● **TASK DIRECTIONS**
Look through the data and write out every line with the word "structured" in it.

(Extracted data entries)
┄┄┄┄┄┄┄┄┄┄┄┄┄┄┄┄┄┄┄┄
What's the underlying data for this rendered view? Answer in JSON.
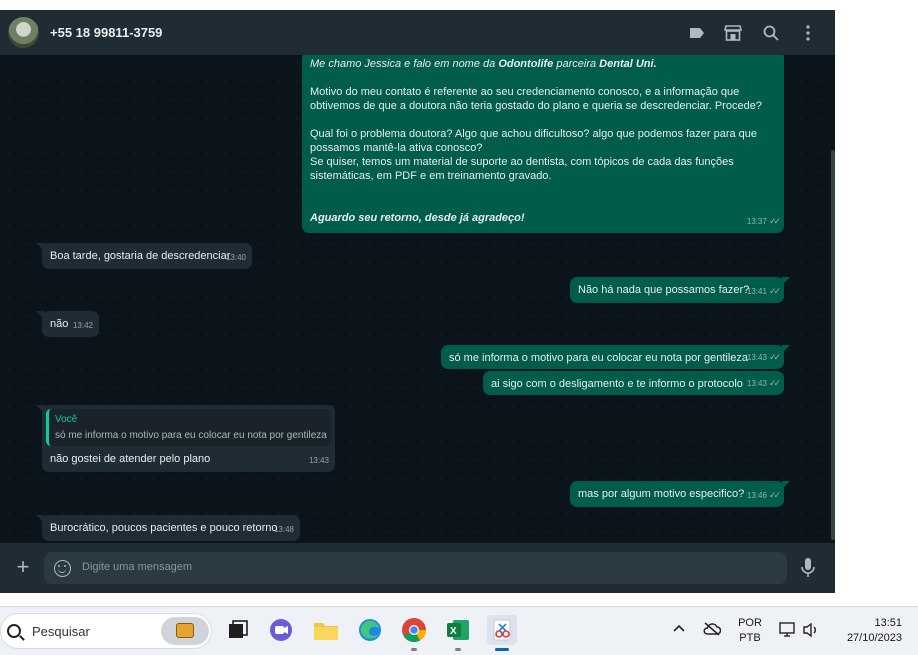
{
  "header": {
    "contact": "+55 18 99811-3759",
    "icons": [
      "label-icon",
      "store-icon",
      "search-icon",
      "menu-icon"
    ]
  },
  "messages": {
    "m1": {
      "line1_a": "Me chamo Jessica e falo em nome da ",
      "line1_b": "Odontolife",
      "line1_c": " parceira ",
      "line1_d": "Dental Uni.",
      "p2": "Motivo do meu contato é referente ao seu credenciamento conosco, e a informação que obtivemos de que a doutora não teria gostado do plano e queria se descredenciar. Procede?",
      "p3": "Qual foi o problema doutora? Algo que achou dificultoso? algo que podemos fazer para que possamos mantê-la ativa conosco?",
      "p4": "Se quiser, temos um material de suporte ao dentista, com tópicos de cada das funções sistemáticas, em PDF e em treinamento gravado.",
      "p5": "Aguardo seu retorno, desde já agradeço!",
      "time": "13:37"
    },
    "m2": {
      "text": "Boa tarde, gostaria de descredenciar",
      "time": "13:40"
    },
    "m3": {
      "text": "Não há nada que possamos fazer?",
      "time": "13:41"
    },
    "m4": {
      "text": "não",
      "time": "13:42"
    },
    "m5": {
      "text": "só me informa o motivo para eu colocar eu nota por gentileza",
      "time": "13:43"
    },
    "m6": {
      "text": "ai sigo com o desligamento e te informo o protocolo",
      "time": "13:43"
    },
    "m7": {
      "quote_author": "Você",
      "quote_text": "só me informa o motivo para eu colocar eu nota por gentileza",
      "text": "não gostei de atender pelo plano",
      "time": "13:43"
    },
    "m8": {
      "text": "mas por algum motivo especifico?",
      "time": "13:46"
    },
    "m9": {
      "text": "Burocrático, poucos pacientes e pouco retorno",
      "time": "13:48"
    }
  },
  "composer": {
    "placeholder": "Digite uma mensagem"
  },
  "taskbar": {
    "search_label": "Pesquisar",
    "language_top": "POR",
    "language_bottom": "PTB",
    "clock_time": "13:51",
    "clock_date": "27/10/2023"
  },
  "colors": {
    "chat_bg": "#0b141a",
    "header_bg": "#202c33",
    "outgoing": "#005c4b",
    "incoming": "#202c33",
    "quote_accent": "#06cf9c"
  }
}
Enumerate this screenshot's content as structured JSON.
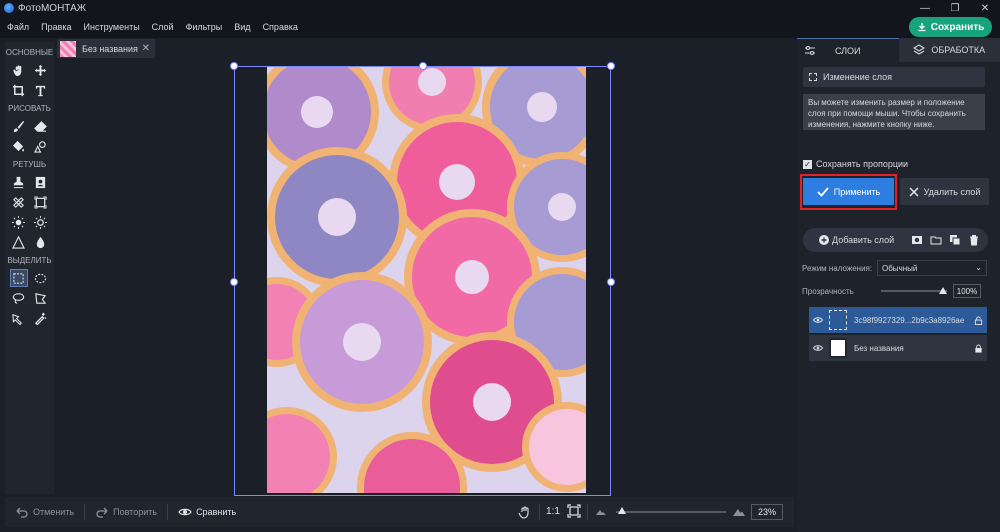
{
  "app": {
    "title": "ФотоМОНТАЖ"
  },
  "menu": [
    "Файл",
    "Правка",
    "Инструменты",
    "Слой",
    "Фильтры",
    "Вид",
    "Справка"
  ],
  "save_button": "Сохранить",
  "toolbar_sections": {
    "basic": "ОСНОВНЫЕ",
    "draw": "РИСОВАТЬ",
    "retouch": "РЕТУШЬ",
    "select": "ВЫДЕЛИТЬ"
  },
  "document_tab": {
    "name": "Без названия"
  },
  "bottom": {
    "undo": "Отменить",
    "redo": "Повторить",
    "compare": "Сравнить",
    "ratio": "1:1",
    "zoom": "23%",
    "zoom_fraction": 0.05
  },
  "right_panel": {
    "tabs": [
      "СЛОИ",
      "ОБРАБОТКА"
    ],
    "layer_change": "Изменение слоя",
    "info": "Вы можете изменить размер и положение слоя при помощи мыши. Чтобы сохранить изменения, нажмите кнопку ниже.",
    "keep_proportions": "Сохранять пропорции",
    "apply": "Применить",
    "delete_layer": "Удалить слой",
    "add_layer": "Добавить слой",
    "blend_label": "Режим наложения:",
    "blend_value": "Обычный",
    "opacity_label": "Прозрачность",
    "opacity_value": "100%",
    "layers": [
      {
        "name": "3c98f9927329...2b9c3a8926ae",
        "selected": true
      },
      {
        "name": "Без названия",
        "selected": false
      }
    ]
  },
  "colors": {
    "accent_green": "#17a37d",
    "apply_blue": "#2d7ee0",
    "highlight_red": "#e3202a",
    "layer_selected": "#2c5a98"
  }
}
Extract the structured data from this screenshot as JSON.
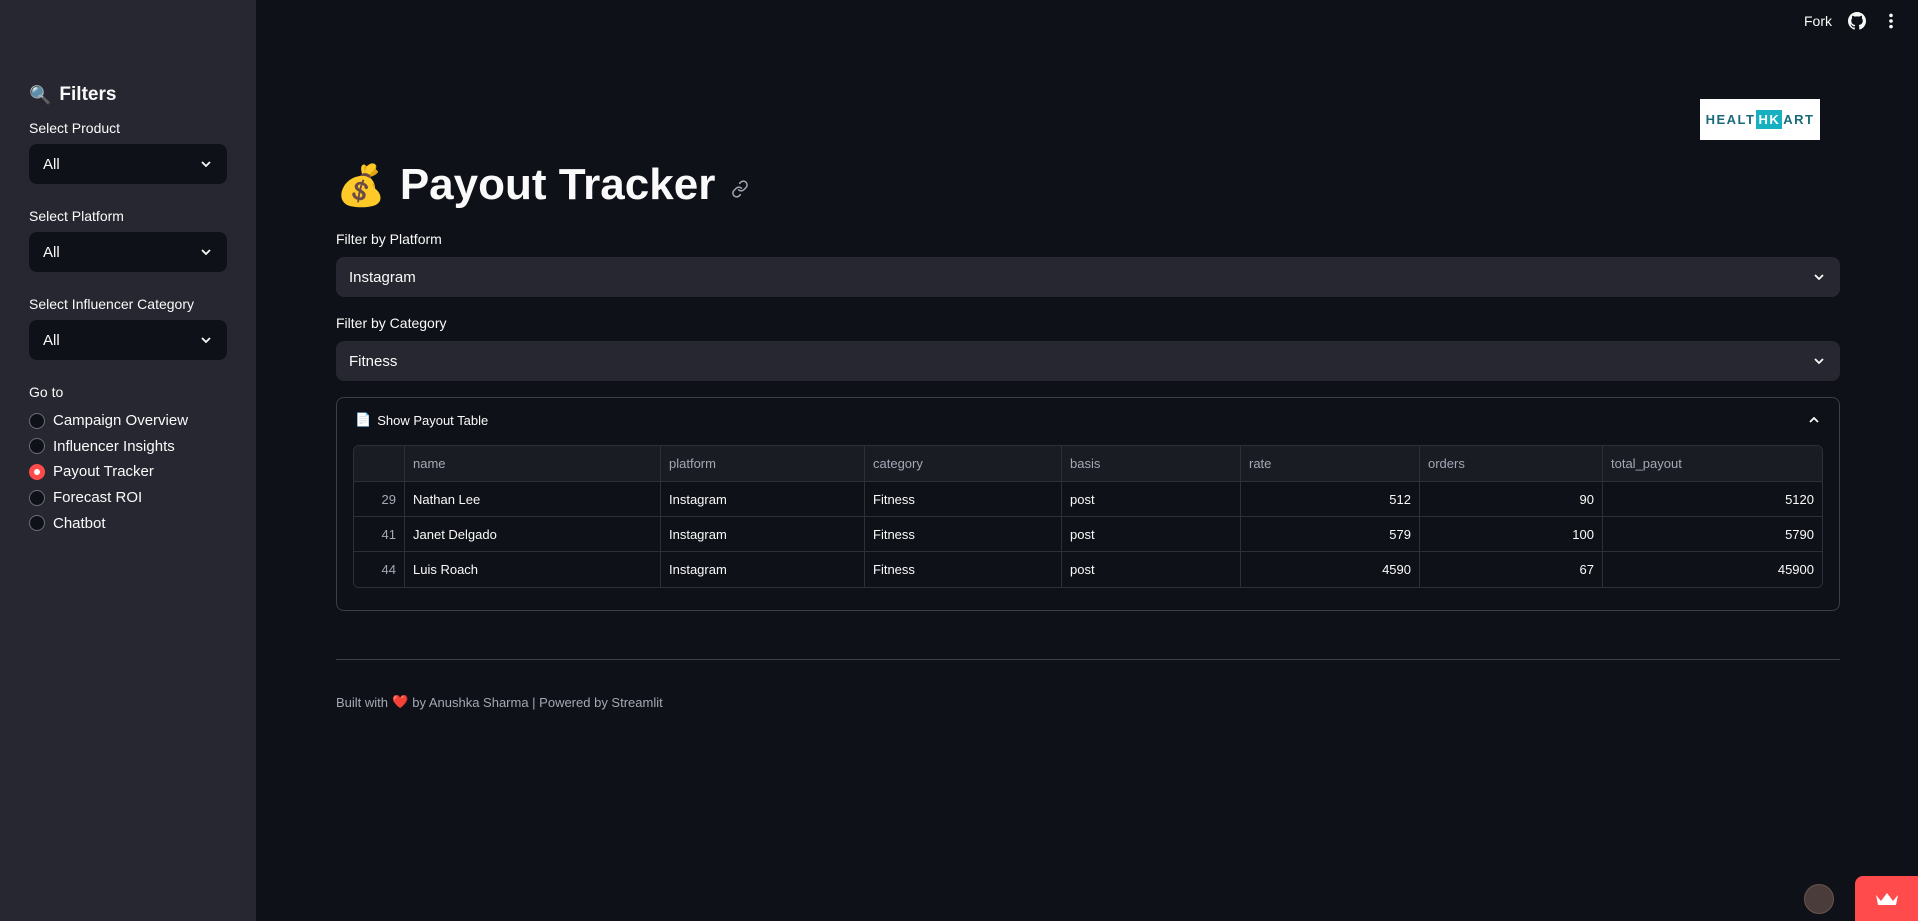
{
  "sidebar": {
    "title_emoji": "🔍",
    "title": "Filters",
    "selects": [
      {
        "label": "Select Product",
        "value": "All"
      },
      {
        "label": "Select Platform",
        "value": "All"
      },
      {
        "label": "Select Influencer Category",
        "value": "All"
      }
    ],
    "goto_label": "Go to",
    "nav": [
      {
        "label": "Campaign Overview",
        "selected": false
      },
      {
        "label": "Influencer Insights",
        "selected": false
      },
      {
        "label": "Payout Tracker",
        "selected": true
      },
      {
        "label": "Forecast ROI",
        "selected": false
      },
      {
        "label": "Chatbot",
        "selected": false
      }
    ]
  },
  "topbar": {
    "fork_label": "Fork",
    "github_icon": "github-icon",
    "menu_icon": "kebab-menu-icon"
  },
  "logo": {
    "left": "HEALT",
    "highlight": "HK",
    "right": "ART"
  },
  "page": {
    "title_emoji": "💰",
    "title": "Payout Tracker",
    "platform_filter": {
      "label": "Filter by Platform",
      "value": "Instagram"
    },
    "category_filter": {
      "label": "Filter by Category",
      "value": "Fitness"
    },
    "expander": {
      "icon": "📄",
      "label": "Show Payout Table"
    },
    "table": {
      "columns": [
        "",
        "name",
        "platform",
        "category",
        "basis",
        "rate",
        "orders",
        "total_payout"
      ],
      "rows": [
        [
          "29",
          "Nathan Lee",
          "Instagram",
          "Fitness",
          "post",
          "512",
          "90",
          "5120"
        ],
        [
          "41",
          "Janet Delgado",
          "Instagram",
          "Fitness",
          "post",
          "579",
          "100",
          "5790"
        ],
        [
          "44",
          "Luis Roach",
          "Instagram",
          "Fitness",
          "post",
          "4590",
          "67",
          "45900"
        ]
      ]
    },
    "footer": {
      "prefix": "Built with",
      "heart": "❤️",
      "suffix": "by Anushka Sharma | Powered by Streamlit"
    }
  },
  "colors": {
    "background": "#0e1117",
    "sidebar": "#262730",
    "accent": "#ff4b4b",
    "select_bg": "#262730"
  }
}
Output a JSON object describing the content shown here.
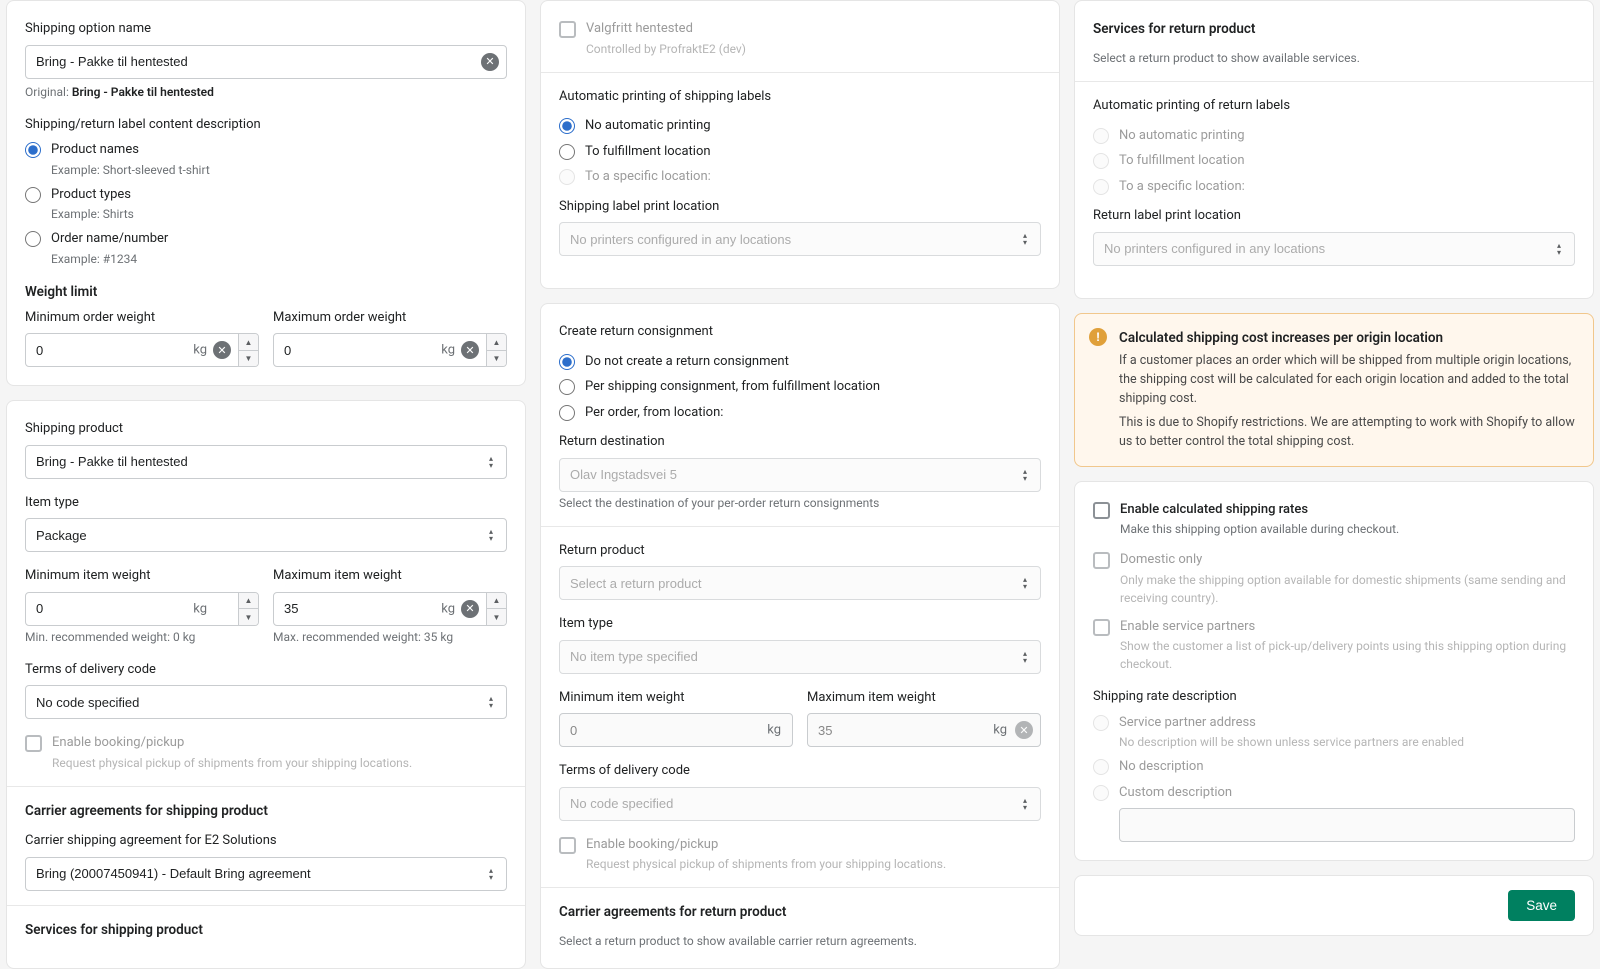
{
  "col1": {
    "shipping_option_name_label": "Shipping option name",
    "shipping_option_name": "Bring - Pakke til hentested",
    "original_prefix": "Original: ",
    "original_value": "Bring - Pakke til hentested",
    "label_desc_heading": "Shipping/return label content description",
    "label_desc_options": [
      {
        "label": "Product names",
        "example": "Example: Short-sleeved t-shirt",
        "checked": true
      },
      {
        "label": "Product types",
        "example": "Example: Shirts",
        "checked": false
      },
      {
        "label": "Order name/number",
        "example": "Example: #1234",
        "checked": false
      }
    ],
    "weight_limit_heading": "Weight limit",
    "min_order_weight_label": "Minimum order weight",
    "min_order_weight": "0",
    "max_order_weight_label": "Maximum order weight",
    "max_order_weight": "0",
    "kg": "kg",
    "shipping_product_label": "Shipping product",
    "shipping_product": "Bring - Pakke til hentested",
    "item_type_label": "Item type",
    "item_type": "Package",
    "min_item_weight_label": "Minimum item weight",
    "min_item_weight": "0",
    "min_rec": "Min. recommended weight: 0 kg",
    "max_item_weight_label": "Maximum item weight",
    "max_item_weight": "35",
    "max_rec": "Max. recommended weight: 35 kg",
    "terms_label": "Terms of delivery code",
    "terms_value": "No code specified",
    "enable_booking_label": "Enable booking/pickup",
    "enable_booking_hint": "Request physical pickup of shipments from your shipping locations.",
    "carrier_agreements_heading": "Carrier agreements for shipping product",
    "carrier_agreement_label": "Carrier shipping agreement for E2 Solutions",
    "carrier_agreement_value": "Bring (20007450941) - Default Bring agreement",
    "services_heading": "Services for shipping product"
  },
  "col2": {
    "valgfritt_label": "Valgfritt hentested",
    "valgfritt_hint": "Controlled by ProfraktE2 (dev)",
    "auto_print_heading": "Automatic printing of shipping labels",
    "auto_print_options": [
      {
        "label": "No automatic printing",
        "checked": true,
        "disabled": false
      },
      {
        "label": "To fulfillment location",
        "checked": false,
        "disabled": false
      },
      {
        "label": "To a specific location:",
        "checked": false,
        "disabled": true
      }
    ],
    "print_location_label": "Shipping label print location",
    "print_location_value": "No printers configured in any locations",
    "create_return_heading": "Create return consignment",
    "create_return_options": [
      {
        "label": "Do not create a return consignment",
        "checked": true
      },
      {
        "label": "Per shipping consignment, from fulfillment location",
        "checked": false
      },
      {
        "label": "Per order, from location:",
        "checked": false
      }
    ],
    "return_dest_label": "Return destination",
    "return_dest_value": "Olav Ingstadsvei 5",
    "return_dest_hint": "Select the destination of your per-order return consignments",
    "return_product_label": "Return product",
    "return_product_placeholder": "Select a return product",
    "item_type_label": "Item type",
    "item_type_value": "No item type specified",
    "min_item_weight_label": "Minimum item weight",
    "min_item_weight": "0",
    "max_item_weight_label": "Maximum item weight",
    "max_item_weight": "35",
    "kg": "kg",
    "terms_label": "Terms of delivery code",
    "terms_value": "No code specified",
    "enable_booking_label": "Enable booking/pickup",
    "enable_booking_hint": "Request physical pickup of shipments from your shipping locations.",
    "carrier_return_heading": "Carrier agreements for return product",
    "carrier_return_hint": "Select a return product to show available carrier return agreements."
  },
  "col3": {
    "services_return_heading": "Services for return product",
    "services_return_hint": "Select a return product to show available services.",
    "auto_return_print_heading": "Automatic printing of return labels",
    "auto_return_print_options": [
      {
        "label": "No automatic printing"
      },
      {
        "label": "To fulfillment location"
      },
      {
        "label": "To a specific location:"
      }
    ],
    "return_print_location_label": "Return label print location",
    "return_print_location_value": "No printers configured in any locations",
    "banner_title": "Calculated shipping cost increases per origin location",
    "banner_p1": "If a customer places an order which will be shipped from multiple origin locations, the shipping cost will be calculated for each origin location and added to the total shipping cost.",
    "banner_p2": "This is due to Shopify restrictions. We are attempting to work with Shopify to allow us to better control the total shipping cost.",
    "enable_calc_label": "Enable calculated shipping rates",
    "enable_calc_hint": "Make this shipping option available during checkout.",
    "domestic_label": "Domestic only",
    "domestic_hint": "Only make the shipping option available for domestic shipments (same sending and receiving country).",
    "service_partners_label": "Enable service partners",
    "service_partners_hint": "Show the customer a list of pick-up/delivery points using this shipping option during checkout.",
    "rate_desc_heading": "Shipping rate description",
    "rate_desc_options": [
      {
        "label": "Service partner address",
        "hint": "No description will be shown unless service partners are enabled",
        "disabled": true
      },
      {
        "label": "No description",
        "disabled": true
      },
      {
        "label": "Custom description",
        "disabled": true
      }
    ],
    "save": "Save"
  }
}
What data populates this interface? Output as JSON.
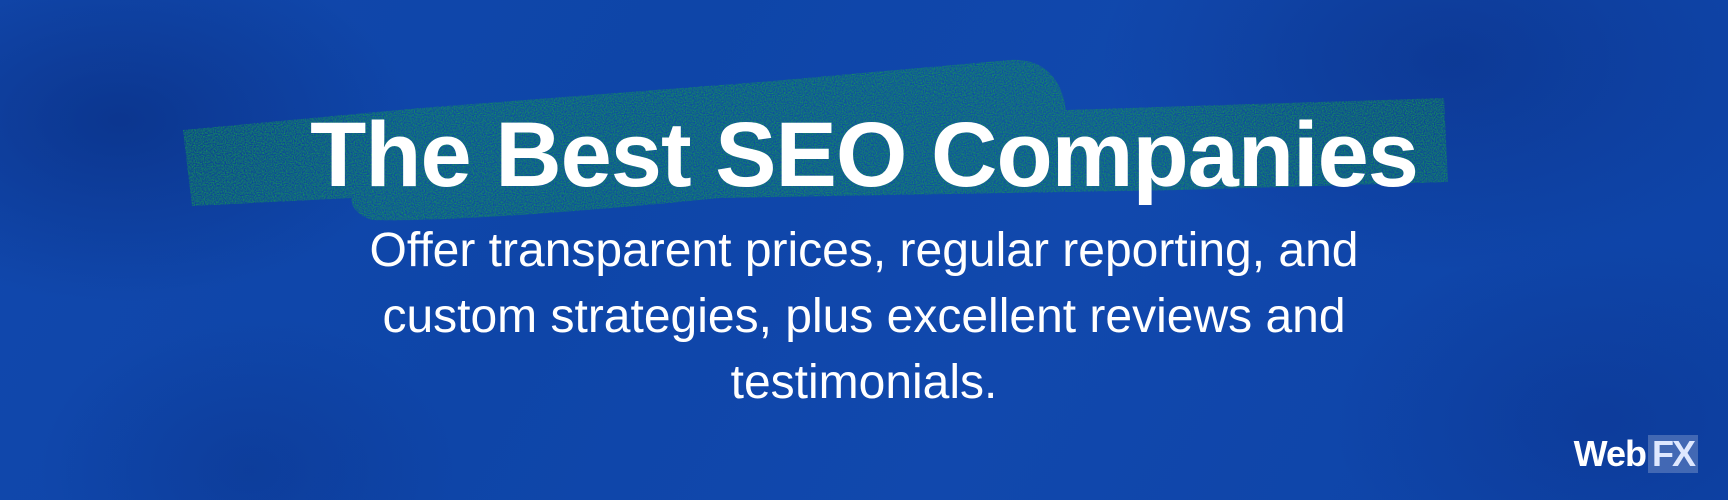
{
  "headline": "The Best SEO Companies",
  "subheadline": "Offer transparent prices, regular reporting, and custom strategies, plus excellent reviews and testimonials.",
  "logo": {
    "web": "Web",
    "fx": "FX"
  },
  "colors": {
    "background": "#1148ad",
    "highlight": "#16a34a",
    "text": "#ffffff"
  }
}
┄┄┄┄┄┄┄┄┄┄┄┄┄┄┄┄┄┄┄┄
● **RESPONSE TO THE TASK**
Enumerate this screenshot's content as structured JSON.
Extract the structured data from this screenshot as JSON.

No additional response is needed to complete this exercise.